§ Exercise material

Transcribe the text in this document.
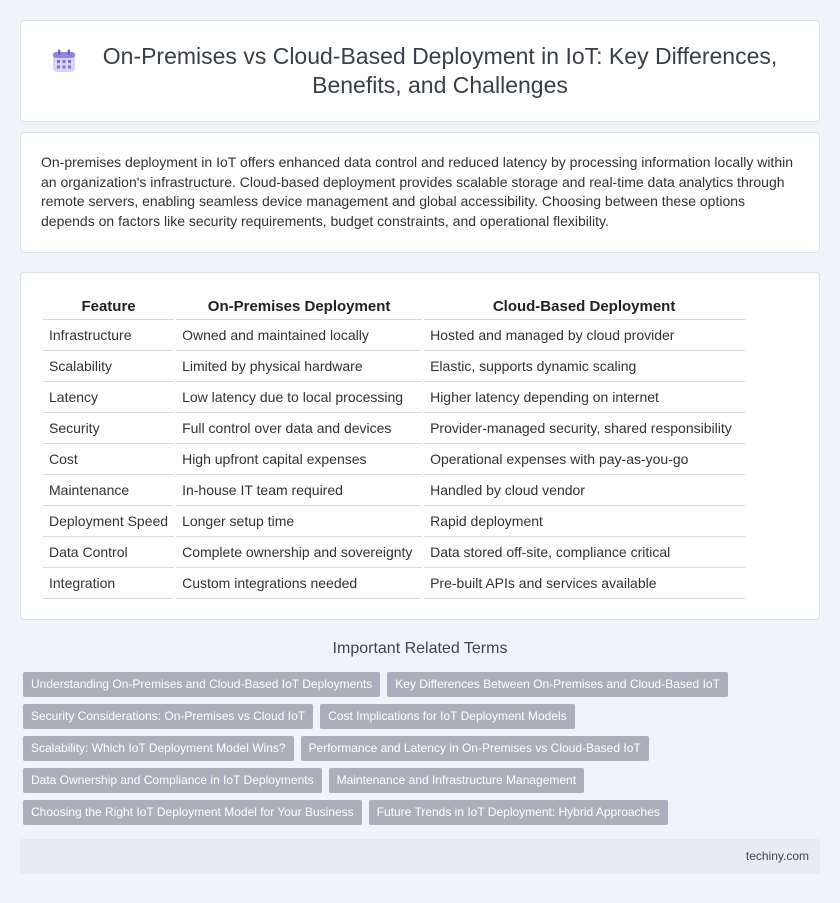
On-Premises vs Cloud-Based Deployment in IoT: Key Differences, Benefits, and Challenges

On-premises deployment in IoT offers enhanced data control and reduced latency by processing information locally within an organization's infrastructure. Cloud-based deployment provides scalable storage and real-time data analytics through remote servers, enabling seamless device management and global accessibility. Choosing between these options depends on factors like security requirements, budget constraints, and operational flexibility.

Feature	On-Premises Deployment	Cloud-Based Deployment
Infrastructure	Owned and maintained locally	Hosted and managed by cloud provider
Scalability	Limited by physical hardware	Elastic, supports dynamic scaling
Latency	Low latency due to local processing	Higher latency depending on internet
Security	Full control over data and devices	Provider-managed security, shared responsibility
Cost	High upfront capital expenses	Operational expenses with pay-as-you-go
Maintenance	In-house IT team required	Handled by cloud vendor
Deployment Speed	Longer setup time	Rapid deployment
Data Control	Complete ownership and sovereignty	Data stored off-site, compliance critical
Integration	Custom integrations needed	Pre-built APIs and services available
Important Related Terms
Understanding On-Premises and Cloud-Based IoT Deployments	Key Differences Between On-Premises and Cloud-Based IoT
Security Considerations: On-Premises vs Cloud IoT	Cost Implications for IoT Deployment Models
Scalability: Which IoT Deployment Model Wins?	Performance and Latency in On-Premises vs Cloud-Based IoT
Data Ownership and Compliance in IoT Deployments	Maintenance and Infrastructure Management
Choosing the Right IoT Deployment Model for Your Business	Future Trends in IoT Deployment: Hybrid Approaches
techiny.com
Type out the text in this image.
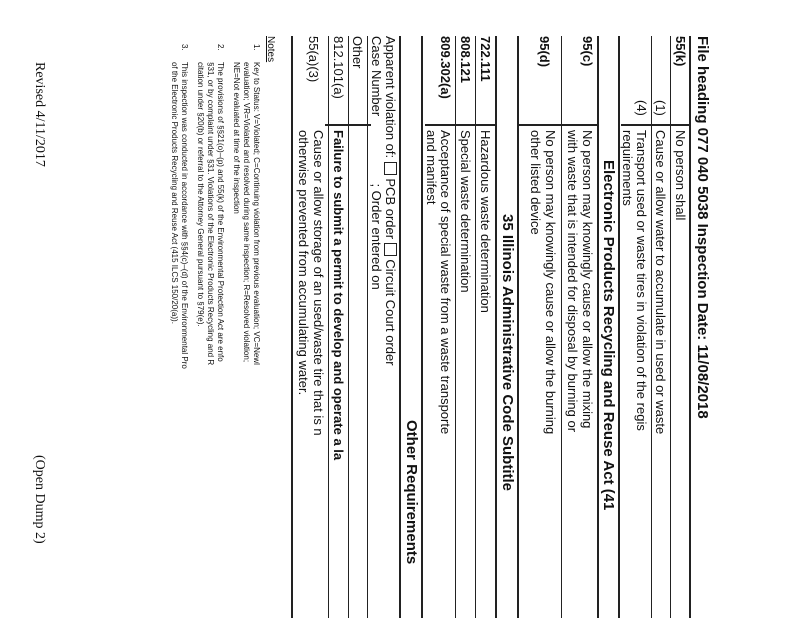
File heading 077 040 5038 Inspection Date: 11/08/2018
55(k)
No person shall
(1)
Cause or allow water to accumulate in used or waste
(4)
Transport used or waste tires in violation of the regis
requirements
Electronic Products Recycling and Reuse Act (41
95(c)
No person may knowingly cause or allow the mixing
with waste that is intended for disposal by burning or
95(d)
No person may knowingly cause or allow the burning
other listed device
35 Illinois Administrative Code Subtitle
722.111
Hazardous waste determination
808.121
Special waste determination
809.302(a)
Acceptance of special waste from a waste transporte
and manifest
Other Requirements
Apparent violation of:  PCB order  Circuit Court order
Case Number  ; Order entered on
Other
812.101(a)
Failure to submit a permit to develop and operate a la
55(a)(3)
Cause or allow storage of an used/waste tire that is n
otherwise prevented from accumulating water.
Notes
1.
Key to Status: V=Violated; C=Continuing violation from previous evaluation; VC=Newl
evaluation; VR=Violated and resolved during same inspection; R=Resolved violation;
NE=Not evaluated at time of the inspection
2.
The provisions of §§21(o)–(p) and 55(k) of the Environmental Protection Act are enfo
§31, or by complaint under §31. Violations of the Electronic Products Recycling and R
citation under §20(b) or referral to the Attorney General pursuant to §79(e).
3.
This inspection was conducted in accordance with §§4(c)–(d) of the Environmental Pro
of the Electronic Products Recycling and Reuse Act (415 ILCS 150/20(a)).
Revised 4/11/2017
(Open Dump 2)
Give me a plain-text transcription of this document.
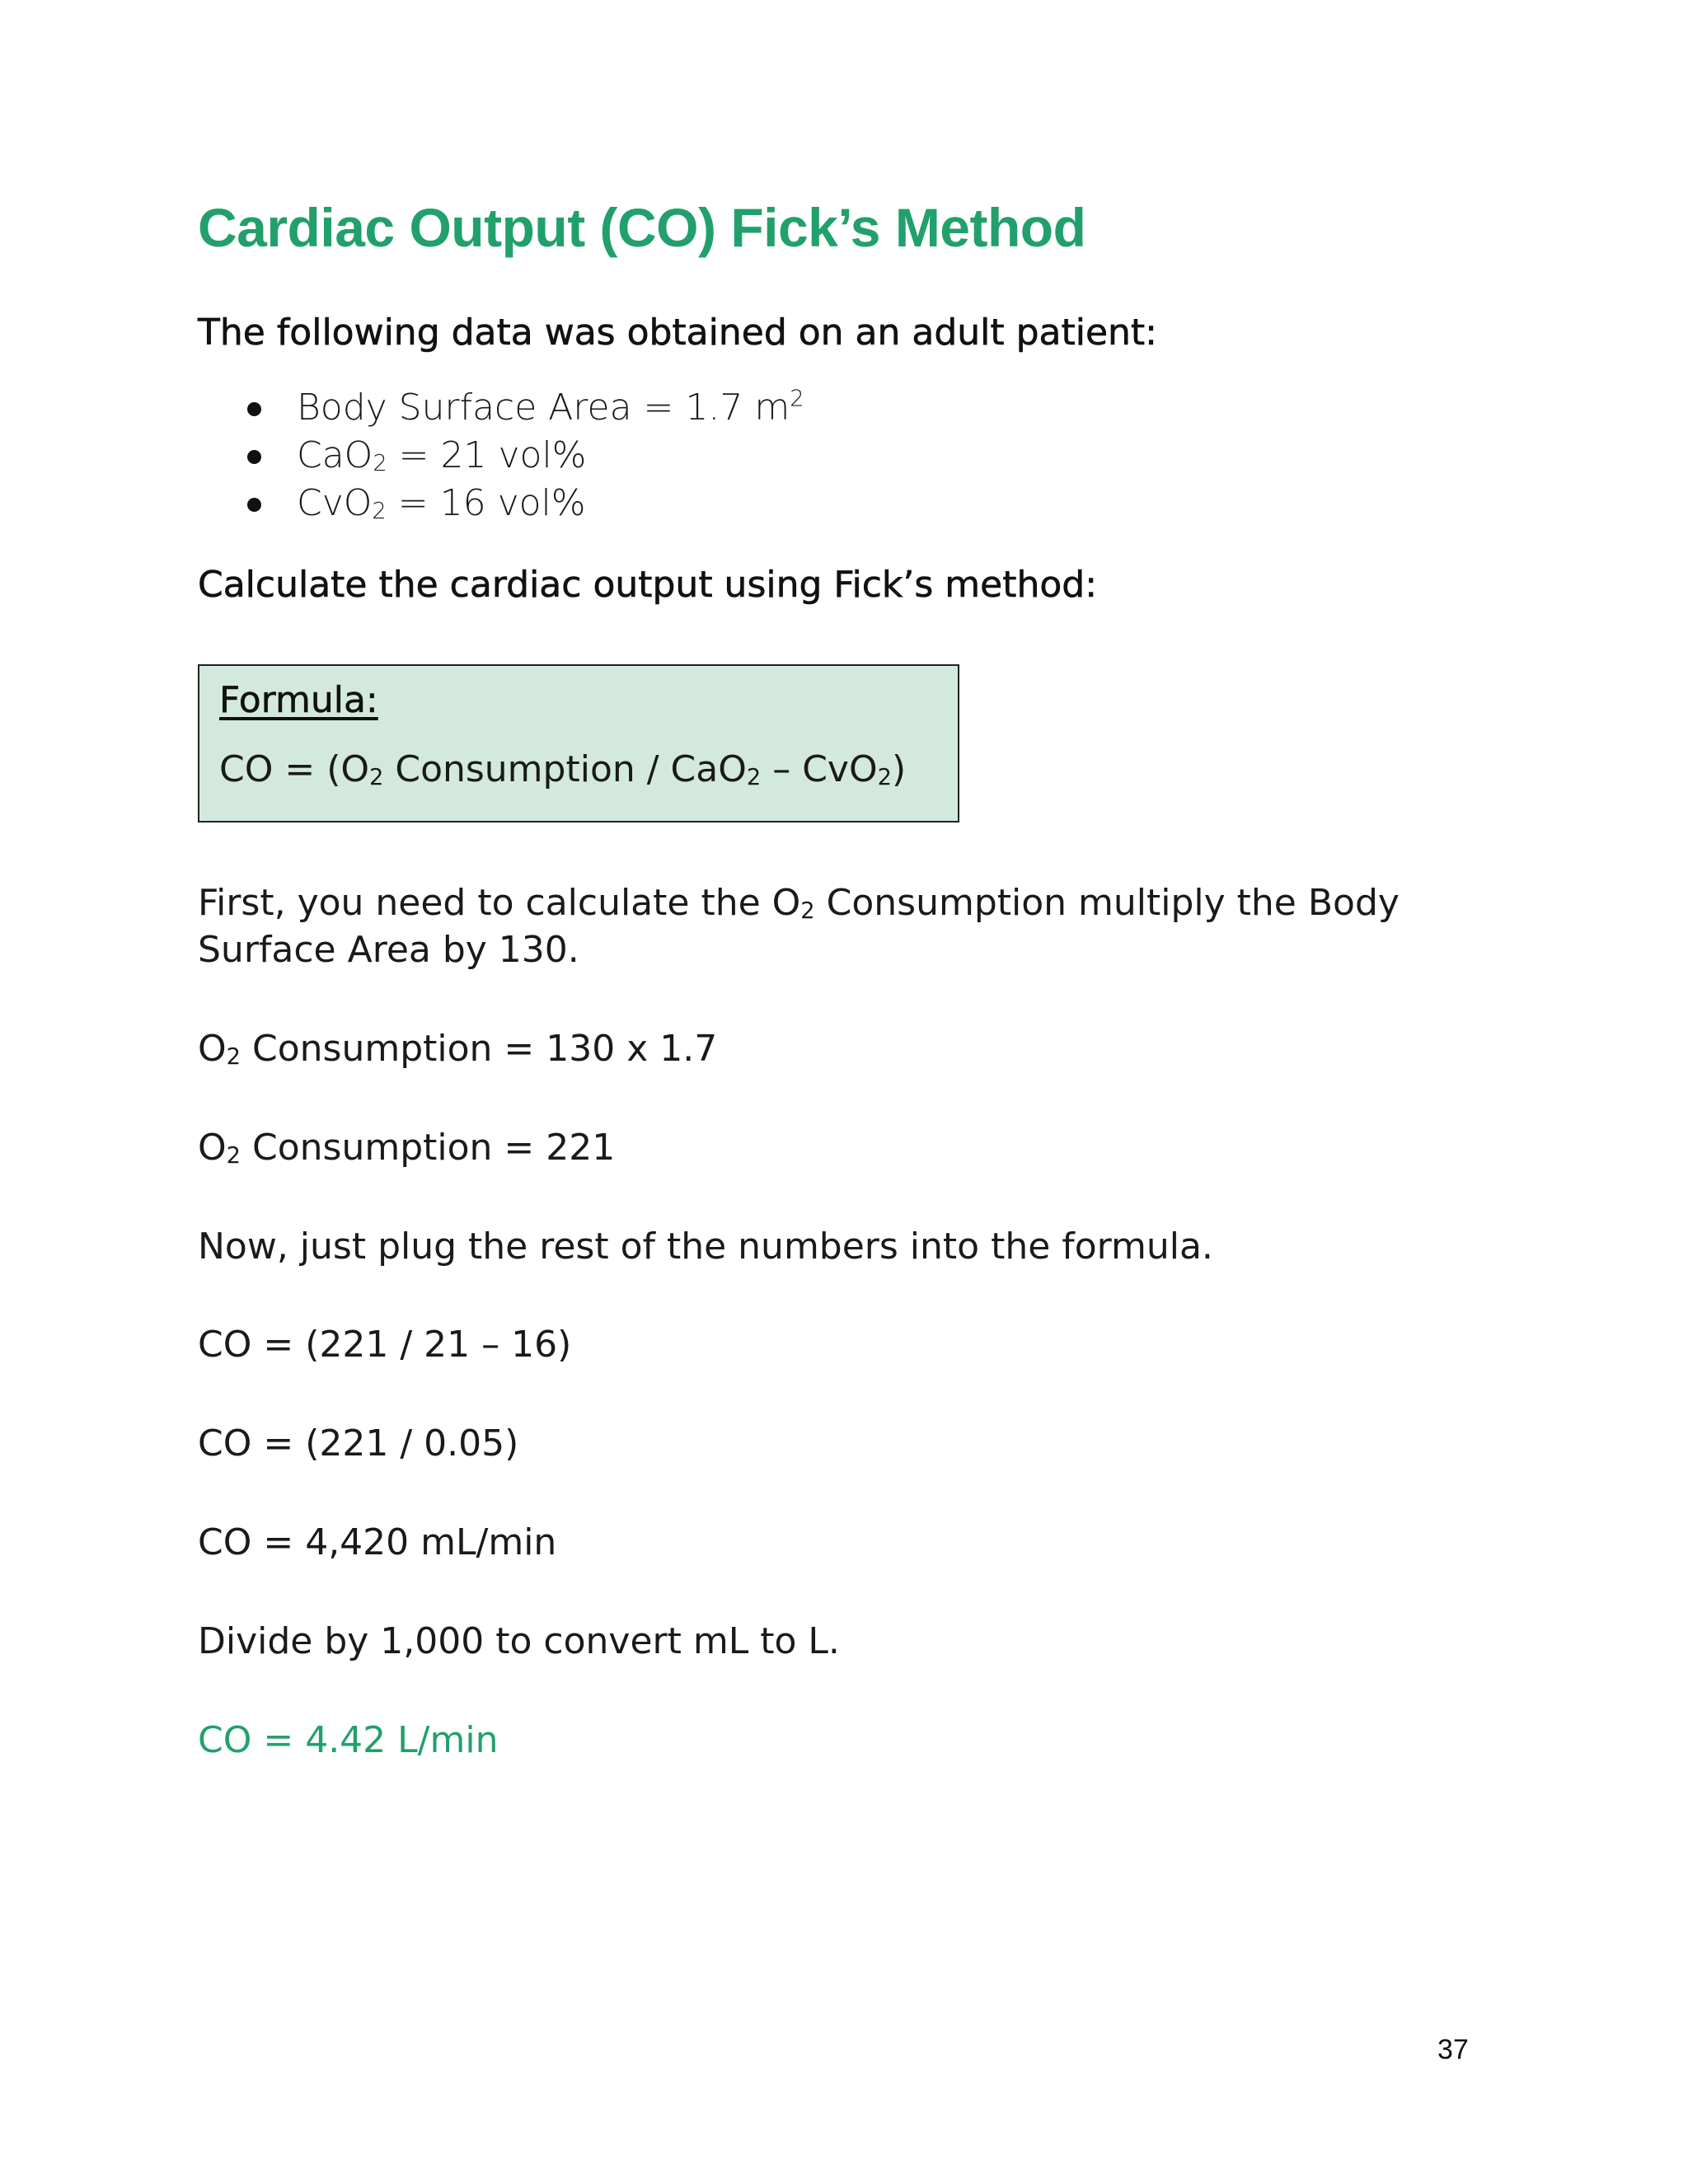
Cardiac Output (CO) Fick’s Method

The following data was obtained on an adult patient:

Body Surface Area = 1.7 $m^2$
CaO$_2$ = 21 vol%
CvO$_2$ = 16 vol%

Calculate the cardiac output using Fick’s method:

Formula:
CO = ($O_2$ Consumption / CaO$_2$ – CvO$_2$)

First, you need to calculate the $O_2$ Consumption multiply the Body

Surface Area by 130.

$O_2$ Consumption = 130 x 1.7

$O_2$ Consumption = 221

Now, just plug the rest of the numbers into the formula.

CO = (221 / 21 – 16)

CO = (221 / 0.05)

CO = 4,420 mL/min

Divide by 1,000 to convert mL to L.

CO = 4.42 L/min

37
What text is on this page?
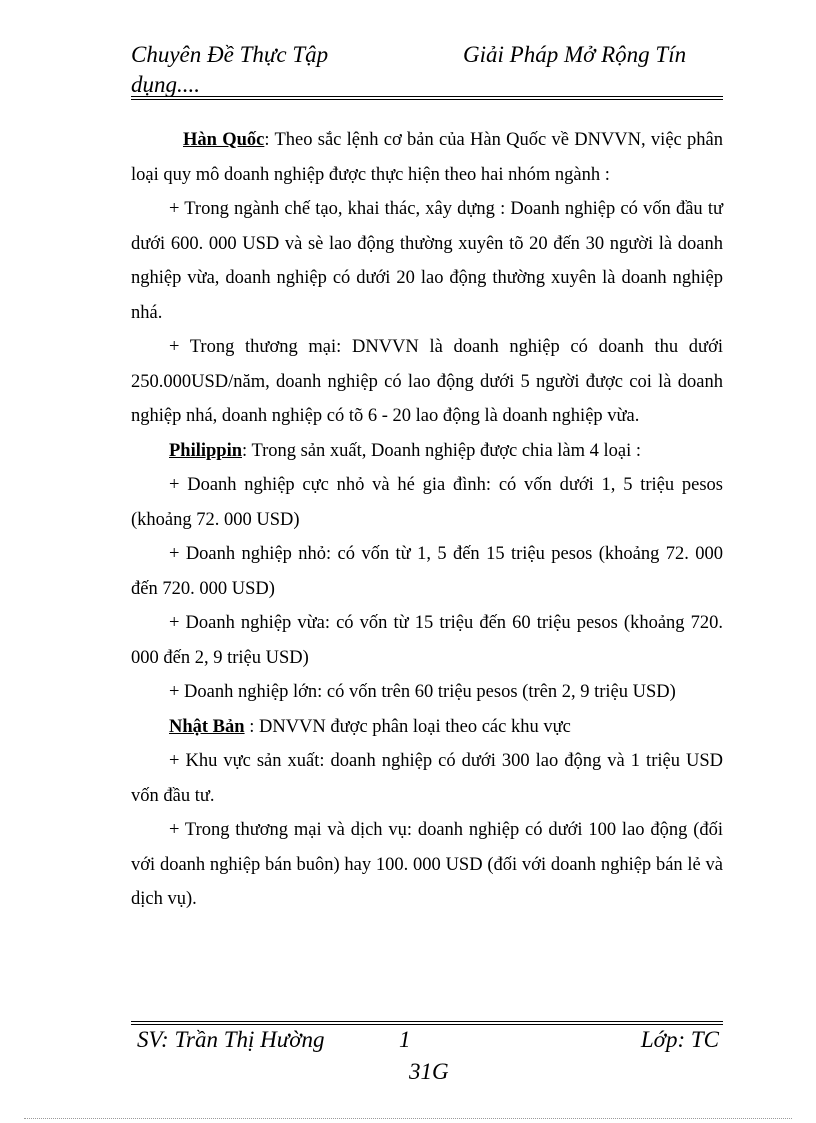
Chuyên Đề Thực Tập	Giải Pháp Mở Rộng Tín
dụng....

Hàn Quốc: Theo sắc lệnh cơ bản của Hàn Quốc về DNVVN, việc phân loại quy mô doanh nghiệp được thực hiện theo hai nhóm ngành :

+ Trong ngành chế tạo, khai thác, xây dựng : Doanh nghiệp có vốn đầu tư dưới 600. 000 USD và sè lao động thường xuyên tõ 20 đến 30 người là doanh nghiệp vừa, doanh nghiệp có dưới 20 lao động thường xuyên là doanh nghiệp nhá.

+ Trong thương mại: DNVVN là doanh nghiệp có doanh thu dưới 250.000USD/năm, doanh nghiệp có lao động dưới 5 người được coi là doanh nghiệp nhá, doanh nghiệp có tõ 6 - 20 lao động là doanh nghiệp vừa.

Philippin: Trong sản xuất, Doanh nghiệp được chia làm 4 loại :

+ Doanh nghiệp cực nhỏ và hé gia đình: có vốn dưới 1, 5 triệu pesos (khoảng 72. 000 USD)

+ Doanh nghiệp nhỏ: có vốn từ 1, 5 đến 15 triệu pesos (khoảng 72. 000 đến 720. 000 USD)

+ Doanh nghiệp vừa: có vốn từ 15 triệu đến 60 triệu pesos (khoảng 720. 000 đến 2, 9 triệu USD)

+ Doanh nghiệp lớn: có vốn trên 60 triệu pesos (trên 2, 9 triệu USD)

Nhật Bản : DNVVN được phân loại theo các khu vực

+ Khu vực sản xuất: doanh nghiệp có dưới 300 lao động và 1 triệu USD vốn đầu tư.

+ Trong thương mại và dịch vụ: doanh nghiệp có dưới 100 lao động (đối với doanh nghiệp bán buôn) hay 100. 000 USD (đối với doanh nghiệp bán lẻ và dịch vụ).

SV: Trần Thị Hường	1	Lớp: TC
31G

§ Task to carry out
Write out all the entries word for word, but skip any images.

§ Response to the exercise
Transcribe the text in this document.
On-Premises vs Cloud-Based Deployment in IoT: Key Differences, Benefits, and Challenges

On-premises deployment in IoT offers enhanced data control and reduced latency by processing information locally within an organization's infrastructure. Cloud-based deployment provides scalable storage and real-time data analytics through remote servers, enabling seamless device management and global accessibility. Choosing between these options depends on factors like security requirements, budget constraints, and operational flexibility.

Feature	On-Premises Deployment	Cloud-Based Deployment
Infrastructure	Owned and maintained locally	Hosted and managed by cloud provider
Scalability	Limited by physical hardware	Elastic, supports dynamic scaling
Latency	Low latency due to local processing	Higher latency depending on internet
Security	Full control over data and devices	Provider-managed security, shared responsibility
Cost	High upfront capital expenses	Operational expenses with pay-as-you-go
Maintenance	In-house IT team required	Handled by cloud vendor
Deployment Speed	Longer setup time	Rapid deployment
Data Control	Complete ownership and sovereignty	Data stored off-site, compliance critical
Integration	Custom integrations needed	Pre-built APIs and services available
Important Related Terms
Understanding On-Premises and Cloud-Based IoT Deployments	Key Differences Between On-Premises and Cloud-Based IoT
Security Considerations: On-Premises vs Cloud IoT	Cost Implications for IoT Deployment Models
Scalability: Which IoT Deployment Model Wins?	Performance and Latency in On-Premises vs Cloud-Based IoT
Data Ownership and Compliance in IoT Deployments	Maintenance and Infrastructure Management
Choosing the Right IoT Deployment Model for Your Business	Future Trends in IoT Deployment: Hybrid Approaches
techiny.com
Type out the text in this image.
File heading 077 040 5038 Inspection Date: 11/08/2018
55(k)
No person shall
(1)
Cause or allow water to accumulate in used or waste
(4)
Transport used or waste tires in violation of the regis
requirements
Electronic Products Recycling and Reuse Act (41
95(c)
No person may knowingly cause or allow the mixing
with waste that is intended for disposal by burning or
95(d)
No person may knowingly cause or allow the burning
other listed device
35 Illinois Administrative Code Subtitle
722.111
Hazardous waste determination
808.121
Special waste determination
809.302(a)
Acceptance of special waste from a waste transporte
and manifest
Other Requirements
Apparent violation of:  PCB order  Circuit Court order
Case Number  ; Order entered on
Other
812.101(a)
Failure to submit a permit to develop and operate a la
55(a)(3)
Cause or allow storage of an used/waste tire that is n
otherwise prevented from accumulating water.
Notes
1.
Key to Status: V=Violated; C=Continuing violation from previous evaluation; VC=Newl
evaluation; VR=Violated and resolved during same inspection; R=Resolved violation;
NE=Not evaluated at time of the inspection
2.
The provisions of §§21(o)–(p) and 55(k) of the Environmental Protection Act are enfo
§31, or by complaint under §31. Violations of the Electronic Products Recycling and R
citation under §20(b) or referral to the Attorney General pursuant to §79(e).
3.
This inspection was conducted in accordance with §§4(c)–(d) of the Environmental Pro
of the Electronic Products Recycling and Reuse Act (415 ILCS 150/20(a)).
Revised 4/11/2017
(Open Dump 2)
Give me a plain-text transcription of this document.
Cardiac Output (CO) Fick’s Method

The following data was obtained on an adult patient:

Body Surface Area = 1.7 $m^2$
CaO$_2$ = 21 vol%
CvO$_2$ = 16 vol%

Calculate the cardiac output using Fick’s method:

Formula:
CO = ($O_2$ Consumption / CaO$_2$ – CvO$_2$)

First, you need to calculate the $O_2$ Consumption multiply the Body

Surface Area by 130.

$O_2$ Consumption = 130 x 1.7

$O_2$ Consumption = 221

Now, just plug the rest of the numbers into the formula.

CO = (221 / 21 – 16)

CO = (221 / 0.05)

CO = 4,420 mL/min

Divide by 1,000 to convert mL to L.

CO = 4.42 L/min

37
What text is on this page?
Chuyên Đề Thực Tập	Giải Pháp Mở Rộng Tín
dụng....

Hàn Quốc: Theo sắc lệnh cơ bản của Hàn Quốc về DNVVN, việc phân loại quy mô doanh nghiệp được thực hiện theo hai nhóm ngành :

+ Trong ngành chế tạo, khai thác, xây dựng : Doanh nghiệp có vốn đầu tư dưới 600. 000 USD và sè lao động thường xuyên tõ 20 đến 30 người là doanh nghiệp vừa, doanh nghiệp có dưới 20 lao động thường xuyên là doanh nghiệp nhá.

+ Trong thương mại: DNVVN là doanh nghiệp có doanh thu dưới 250.000USD/năm, doanh nghiệp có lao động dưới 5 người được coi là doanh nghiệp nhá, doanh nghiệp có tõ 6 - 20 lao động là doanh nghiệp vừa.

Philippin: Trong sản xuất, Doanh nghiệp được chia làm 4 loại :

+ Doanh nghiệp cực nhỏ và hé gia đình: có vốn dưới 1, 5 triệu pesos (khoảng 72. 000 USD)

+ Doanh nghiệp nhỏ: có vốn từ 1, 5 đến 15 triệu pesos (khoảng 72. 000 đến 720. 000 USD)

+ Doanh nghiệp vừa: có vốn từ 15 triệu đến 60 triệu pesos (khoảng 720. 000 đến 2, 9 triệu USD)

+ Doanh nghiệp lớn: có vốn trên 60 triệu pesos (trên 2, 9 triệu USD)

Nhật Bản : DNVVN được phân loại theo các khu vực

+ Khu vực sản xuất: doanh nghiệp có dưới 300 lao động và 1 triệu USD vốn đầu tư.

+ Trong thương mại và dịch vụ: doanh nghiệp có dưới 100 lao động (đối với doanh nghiệp bán buôn) hay 100. 000 USD (đối với doanh nghiệp bán lẻ và dịch vụ).

SV: Trần Thị Hường	1	Lớp: TC
31G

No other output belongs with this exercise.